> _REQUIRED WORK_
From the records below, pull each line that has "중원대학교".

★ ★ ★

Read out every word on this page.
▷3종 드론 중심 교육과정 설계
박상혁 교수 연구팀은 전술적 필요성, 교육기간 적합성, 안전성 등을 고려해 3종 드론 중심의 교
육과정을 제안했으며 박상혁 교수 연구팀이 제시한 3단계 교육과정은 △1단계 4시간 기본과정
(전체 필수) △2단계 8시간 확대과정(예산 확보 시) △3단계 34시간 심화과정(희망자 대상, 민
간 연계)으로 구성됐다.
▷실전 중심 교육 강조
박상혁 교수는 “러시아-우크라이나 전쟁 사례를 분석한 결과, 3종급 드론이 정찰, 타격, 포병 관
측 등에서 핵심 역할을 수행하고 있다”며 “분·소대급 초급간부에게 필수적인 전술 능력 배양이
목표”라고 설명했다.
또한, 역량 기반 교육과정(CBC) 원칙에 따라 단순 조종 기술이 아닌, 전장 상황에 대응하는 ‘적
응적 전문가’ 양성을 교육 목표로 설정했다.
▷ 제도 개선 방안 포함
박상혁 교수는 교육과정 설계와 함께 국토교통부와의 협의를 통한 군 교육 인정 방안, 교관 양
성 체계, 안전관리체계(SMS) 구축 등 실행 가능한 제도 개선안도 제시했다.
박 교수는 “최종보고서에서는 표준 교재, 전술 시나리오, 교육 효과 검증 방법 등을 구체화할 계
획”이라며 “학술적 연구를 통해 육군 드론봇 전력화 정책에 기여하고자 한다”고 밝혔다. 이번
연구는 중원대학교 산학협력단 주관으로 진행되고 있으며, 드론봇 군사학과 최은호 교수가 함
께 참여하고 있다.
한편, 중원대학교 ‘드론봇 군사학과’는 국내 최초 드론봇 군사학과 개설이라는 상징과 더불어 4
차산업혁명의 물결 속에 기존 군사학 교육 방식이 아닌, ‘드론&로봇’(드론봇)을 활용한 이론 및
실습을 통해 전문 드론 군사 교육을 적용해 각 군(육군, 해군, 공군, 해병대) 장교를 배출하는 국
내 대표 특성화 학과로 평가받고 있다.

★ ★ ★

> _WRITTEN SOLUTION_
연구는 중원대학교 산학협력단 주관으로 진행되고 있으며, 드론봇 군사학과 최은호 교수가 함
한편, 중원대학교 ‘드론봇 군사학과’는 국내 최초 드론봇 군사학과 개설이라는 상징과 더불어 4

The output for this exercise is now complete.